Set tasks ▸
a. According to the article on "The Weeping Song," who sings the father's part?
b. Extend the article on "The Weeping Song" onward from its final line.

Excerpt ▸
"""

Single by Nick Cave and the Bad Seeds

from the album The Good Son
- B-side: "Cocks 'n' Asses"
- Released: 17 September 1990
- Recorded: October 1989
- Studio: Cardan Studios (São Paulo, Brazil)
- Genre: Gothic rock
- Length: 4:21
- Label: Mute
- Songwriter: Nick Cave
- Producer: The Bad Seeds

Nick Cave and the Bad Seeds singles chronology
| "The Ship Song" (1990) | "The Weeping Song" (1990) | "Straight to You" (1992) |

Music video
- "The Weeping Song" on YouTube

= The Weeping Song =

"The Weeping Song" is a song by the Australian rock band Nick Cave and the Bad Seeds. It was released as a single from their sixth studio album, The Good Son (1990), on 17 September 1990 by Mute Records.

The lyrics take the form of a dialogue between father and son, who alternate lines during the verses while singing together on the choruses. The father's part is sung by Blixa Bargeld, while Cave performs the son's part. Cave recalled the song "came out of nowhere with very little thought", one day while he lived in Brazil and walked from his home to a nearby bar he frequented.

== Accolades ==

| Year | Publication | Country | Accolade | Rank |
|---|---|---|---|---|
| 1990 | Sounds | United Kingdom | Singles of the Year | 47 |
| 2007 | NME | United Kingdom | Classic Singles | * |
| 2013 | Rolling Stone | Germany | Anniversary Special: 222 Songs | * |

(*) designates unordered lists.

== Formats and track listing ==
All songs written by Nick Cave, except where noted.

UK 7" single (MUTE 118)
1. "The Weeping Song" – 4:20
2. "Cocks 'n' Asses" (Nick Cave, Victor Van Vugt) – 5:45

UK CD single (CD MUTE 118)

"""

Information shown ▸

"""

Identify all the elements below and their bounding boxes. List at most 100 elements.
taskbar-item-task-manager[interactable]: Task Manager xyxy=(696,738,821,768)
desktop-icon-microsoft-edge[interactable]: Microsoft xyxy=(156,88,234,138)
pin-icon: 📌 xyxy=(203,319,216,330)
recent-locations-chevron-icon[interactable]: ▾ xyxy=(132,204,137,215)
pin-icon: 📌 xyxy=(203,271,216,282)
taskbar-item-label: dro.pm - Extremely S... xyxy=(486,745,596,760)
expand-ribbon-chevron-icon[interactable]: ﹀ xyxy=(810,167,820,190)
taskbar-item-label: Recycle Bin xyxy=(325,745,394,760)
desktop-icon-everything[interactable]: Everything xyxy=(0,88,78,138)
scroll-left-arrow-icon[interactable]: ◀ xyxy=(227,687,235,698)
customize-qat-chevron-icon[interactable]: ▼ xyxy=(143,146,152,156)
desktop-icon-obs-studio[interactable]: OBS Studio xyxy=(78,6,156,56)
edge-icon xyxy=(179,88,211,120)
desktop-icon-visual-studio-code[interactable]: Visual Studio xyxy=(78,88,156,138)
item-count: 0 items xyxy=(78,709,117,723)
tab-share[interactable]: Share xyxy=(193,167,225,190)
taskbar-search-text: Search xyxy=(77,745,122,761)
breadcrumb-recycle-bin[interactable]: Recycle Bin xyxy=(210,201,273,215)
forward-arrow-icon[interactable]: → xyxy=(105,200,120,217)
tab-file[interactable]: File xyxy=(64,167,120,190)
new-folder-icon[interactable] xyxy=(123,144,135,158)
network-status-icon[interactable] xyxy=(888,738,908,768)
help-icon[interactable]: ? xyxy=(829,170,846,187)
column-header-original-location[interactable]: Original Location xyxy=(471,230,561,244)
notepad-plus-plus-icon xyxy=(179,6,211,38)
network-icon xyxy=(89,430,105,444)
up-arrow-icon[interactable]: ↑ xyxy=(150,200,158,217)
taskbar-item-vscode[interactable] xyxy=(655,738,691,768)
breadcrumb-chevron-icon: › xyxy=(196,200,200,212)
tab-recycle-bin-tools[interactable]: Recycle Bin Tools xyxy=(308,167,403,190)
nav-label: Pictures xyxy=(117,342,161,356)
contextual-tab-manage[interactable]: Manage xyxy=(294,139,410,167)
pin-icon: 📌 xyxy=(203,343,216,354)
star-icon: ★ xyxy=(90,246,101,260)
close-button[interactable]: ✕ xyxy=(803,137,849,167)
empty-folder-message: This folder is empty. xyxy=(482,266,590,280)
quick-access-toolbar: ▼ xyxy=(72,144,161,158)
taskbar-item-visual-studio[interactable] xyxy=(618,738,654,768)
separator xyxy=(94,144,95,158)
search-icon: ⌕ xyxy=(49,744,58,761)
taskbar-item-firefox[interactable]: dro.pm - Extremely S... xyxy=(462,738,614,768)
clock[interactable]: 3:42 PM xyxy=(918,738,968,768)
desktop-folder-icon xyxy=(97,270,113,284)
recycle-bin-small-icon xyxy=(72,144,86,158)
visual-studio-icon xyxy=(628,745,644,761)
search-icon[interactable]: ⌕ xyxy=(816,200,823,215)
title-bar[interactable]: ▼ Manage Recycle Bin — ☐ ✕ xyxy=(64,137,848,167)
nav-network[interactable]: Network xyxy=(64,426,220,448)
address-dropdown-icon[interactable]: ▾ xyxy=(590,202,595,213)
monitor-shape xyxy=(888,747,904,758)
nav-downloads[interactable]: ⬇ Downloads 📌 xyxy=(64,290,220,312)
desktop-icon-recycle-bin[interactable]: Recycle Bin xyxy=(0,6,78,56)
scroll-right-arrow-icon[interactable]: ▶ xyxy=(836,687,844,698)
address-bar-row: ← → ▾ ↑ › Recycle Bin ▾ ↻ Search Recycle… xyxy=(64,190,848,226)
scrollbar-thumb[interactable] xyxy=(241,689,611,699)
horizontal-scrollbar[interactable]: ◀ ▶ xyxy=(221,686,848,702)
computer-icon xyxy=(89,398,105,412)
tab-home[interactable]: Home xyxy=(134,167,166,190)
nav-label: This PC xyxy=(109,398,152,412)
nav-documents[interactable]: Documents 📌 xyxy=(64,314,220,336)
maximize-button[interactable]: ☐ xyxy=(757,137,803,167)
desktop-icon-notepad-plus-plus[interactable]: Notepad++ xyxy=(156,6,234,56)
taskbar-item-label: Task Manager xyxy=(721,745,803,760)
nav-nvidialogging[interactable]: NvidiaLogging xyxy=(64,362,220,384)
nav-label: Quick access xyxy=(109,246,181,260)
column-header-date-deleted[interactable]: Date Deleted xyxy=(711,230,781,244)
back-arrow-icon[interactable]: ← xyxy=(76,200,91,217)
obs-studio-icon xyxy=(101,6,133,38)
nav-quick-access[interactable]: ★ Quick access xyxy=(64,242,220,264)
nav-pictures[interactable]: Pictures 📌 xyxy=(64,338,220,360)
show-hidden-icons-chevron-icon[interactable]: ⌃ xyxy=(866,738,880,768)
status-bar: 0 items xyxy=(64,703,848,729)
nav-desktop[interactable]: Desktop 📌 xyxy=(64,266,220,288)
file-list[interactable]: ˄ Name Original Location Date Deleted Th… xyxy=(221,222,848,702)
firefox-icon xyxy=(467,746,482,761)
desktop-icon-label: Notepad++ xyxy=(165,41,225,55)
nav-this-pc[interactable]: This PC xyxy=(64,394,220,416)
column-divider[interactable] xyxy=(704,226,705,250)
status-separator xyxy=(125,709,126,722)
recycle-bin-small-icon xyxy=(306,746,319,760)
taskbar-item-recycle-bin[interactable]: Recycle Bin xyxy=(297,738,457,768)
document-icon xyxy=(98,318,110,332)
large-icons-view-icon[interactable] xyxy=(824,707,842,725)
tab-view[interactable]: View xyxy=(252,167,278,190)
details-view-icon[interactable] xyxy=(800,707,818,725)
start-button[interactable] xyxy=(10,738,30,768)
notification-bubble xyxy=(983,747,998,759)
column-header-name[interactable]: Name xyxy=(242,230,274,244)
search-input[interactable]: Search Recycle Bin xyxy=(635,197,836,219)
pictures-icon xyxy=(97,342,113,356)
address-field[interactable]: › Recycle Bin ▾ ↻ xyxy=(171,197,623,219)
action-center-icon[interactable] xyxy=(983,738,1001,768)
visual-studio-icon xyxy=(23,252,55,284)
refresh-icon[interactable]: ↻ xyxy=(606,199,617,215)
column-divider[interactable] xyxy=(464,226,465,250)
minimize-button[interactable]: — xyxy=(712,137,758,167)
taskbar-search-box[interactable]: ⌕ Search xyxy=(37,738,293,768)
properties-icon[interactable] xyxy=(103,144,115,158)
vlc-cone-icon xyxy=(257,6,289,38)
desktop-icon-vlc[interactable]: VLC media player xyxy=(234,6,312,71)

"""

The responses ▸
a. Blixa Bargeld sings the father's part.

b.
1. "The Weeping Song" – 4:19
2. "Cocks 'n' Asses" (Nick Cave, Victor Van Vugt) – 5:46
3. "Helpless" (Neil Young) – 4:30

US CD single (9 66605-2)
1. "The Weeping Song" – 4:19
2. "The Train Song" – 4:46
3. "The B-Side Song" (Nick Cave, Victor Van Vugt) – 5:46 ("Cocks 'n' Asses" retitled for the US market)
4. "Helpless" (Neil Young) – 4:30

== Personnel ==
Adapted from The Weeping Song liner notes.

Nick Cave and the Bad Seeds
- Nick Cave – lead vocals; piano
- Blixa Bargeld – lead vocals; guitar
- Mick Harvey – bass guitar; vibraphone; shaker
- Kid Congo Powers – guitar
- Thomas Wydler – drums

Production and additional personnel
- The Bad Seeds – production
- Polly Borland – cover art; photography

== Charts ==

Chart performance for "The Weeping Song"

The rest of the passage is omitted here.